The actors underlying the social system are individuals whose cognitive systems determine behavior and interactions with others and their environment, the physical and social systems. Early work on disaster theories of individual cognition and psychology arose from studies of population reactions to stresses in war and later to extreme weather events. For example, Wallace [70] called the dominant individual reaction a disaster syndrome, in which those affected were described as “shock”, “dazed”, “stupor”, “apathy”, “stunned” and “numbed” as a result of cognitive dysfunction that arose from disruption of their culture and routine behaviors. Killian [171] theorized that this led to conflict as individuals struggled to sustain the behaviors required for membership within social groups after a disaster. Empirical studies provided evidence of a mix of individual reactions in disasters. Specifically, Tyhurst [172] found that approximately 75% of individuals displayed symptoms of a stunned and bewildered lack of awareness or restricted field of attention, while 10-25% were confused, paralyzed, hysterical, or screaming, and 12–25% were cool and collected. Panic was also found to be an unlikely response to disasters [71], but rather manifested only under specific conditions [118]. To explain some of the variation, Glass [173] proposed individual psychological states at each stage: pre-impact (denial, adopts fatalistic concept, apathy, and training), warning (overactivity and flight), recoil (underactivity, apathy, disaster syndrome, or fatigue), and post-impact (grief, understanding of personal loss, anger, or resentment). In the post-impact stage, scapegoating was found to rise from a complex mix of frustration, fear, guilt, and latent hostility [174].
Further, Fritz [30] theorized that when disasters strike and social patterns and cultural norms are disrupted, individuals are forced to make critical choices within very short time-spans. Issues of survival, subsistence, shelter, and health take precedent over social order and meaning. Individual reactions to the perceived context differentiates their behavior in relation to location, time, involvement in the disaster, and preparation and conditioning. Crawshaw [175] provided empirical validation of these differentiated individual reactions and attributed them to the needs of individuals in specific age groups and family make-up. Simultaneously, Lazarus [176] proposed a psychological stress theory in which individuals engage in threat appraisal rather than anxiety arousal before engaging in coping mechanisms of actions to strengthen resources from harm, attack, avoidance, or defense. The theory was later modified to include cognitive appraisal with assessments of the person-environment transactions and problem- and emotion-focused forms of coping under stress [177,178]. Drabek and Boggs [121] found that individual behaviors and choices were heavily influenced by the warnings and evacuations of relatives and by their familial roles as parent, child, elder and younger family members.

_ _ _ _ _

### Exercise requirements
A) List every stage named in Glass's proposal in the passage on individual reactions to disasters.
B) Continue the passage on individual reactions to disasters from the point where it ends.

### Dataset extract
_ _ _ _ _

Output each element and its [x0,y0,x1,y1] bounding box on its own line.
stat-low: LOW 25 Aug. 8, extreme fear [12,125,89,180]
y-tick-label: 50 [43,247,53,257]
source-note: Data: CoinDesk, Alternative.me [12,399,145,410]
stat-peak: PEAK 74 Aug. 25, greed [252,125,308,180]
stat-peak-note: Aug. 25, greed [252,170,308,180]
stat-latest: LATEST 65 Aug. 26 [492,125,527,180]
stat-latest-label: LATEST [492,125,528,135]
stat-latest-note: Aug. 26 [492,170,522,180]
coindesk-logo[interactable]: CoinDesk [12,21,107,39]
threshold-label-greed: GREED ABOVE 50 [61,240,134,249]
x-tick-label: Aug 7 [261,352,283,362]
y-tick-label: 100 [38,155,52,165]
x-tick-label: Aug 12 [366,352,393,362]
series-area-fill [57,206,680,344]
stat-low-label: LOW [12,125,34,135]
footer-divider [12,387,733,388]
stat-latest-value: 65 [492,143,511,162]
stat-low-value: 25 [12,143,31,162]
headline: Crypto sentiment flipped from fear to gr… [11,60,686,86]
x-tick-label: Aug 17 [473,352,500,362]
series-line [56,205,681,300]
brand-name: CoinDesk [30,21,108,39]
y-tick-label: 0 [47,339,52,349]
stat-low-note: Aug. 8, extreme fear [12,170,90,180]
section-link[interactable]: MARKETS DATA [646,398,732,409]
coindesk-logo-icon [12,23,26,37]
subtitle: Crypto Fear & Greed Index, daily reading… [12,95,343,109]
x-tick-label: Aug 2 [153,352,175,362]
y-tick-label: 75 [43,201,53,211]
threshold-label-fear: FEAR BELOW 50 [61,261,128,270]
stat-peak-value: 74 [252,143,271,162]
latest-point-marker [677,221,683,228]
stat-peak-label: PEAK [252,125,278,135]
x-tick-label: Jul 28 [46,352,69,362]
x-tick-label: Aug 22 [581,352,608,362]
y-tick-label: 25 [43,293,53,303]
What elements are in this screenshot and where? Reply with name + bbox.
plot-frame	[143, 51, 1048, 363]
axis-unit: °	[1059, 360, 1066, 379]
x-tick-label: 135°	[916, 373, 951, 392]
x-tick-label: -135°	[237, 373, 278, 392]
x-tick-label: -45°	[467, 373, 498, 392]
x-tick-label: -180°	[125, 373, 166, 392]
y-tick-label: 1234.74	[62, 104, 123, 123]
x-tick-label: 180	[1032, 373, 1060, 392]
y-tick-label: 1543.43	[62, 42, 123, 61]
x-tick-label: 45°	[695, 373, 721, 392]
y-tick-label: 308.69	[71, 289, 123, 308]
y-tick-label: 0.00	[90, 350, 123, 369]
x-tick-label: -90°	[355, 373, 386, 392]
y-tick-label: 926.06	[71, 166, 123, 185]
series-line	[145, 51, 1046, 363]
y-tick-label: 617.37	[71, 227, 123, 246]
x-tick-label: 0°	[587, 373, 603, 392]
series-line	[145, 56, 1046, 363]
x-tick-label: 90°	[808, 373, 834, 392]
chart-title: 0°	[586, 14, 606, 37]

_ _ _ _ _

### Answers per task
A) Pre-impact, warning, recoil, post-impact

B)
In his summary review of disaster studies, Barton [123] attributed individual behavior to personal emotions, preferences, and role behavior in informal and formal organizations and deeper psychological and social norm explanations followed. Perry and Lindell [179] developed a conceptual model of inter-related factors with psychological consequences: the characteristics of the disaster, the characteristics of the social system, and the pre-impact characteristics of the individual. These factors included community preparedness, forewarning, scope and duration of impact, destruction of kin and friendship networks, extent of property damage, pre-impact psychological stability, grief reactions, disaster subculture, and existence of a therapeutic community and institutional rehabilitation. Mawson [180] proposed a theoretical model of social attachment to explain self-preservation and the lack of behavior in disasters and crises. In response to a threat or disaster, the typical individual seeks the proximity of familiar persons and places, and thus individuals do not flee from a disaster, but rather flee to social attachments. In the post-impact stage of disasters, a significant part of individual trauma was found to be the loss of these family members, community, and other social attachments [71,126,172].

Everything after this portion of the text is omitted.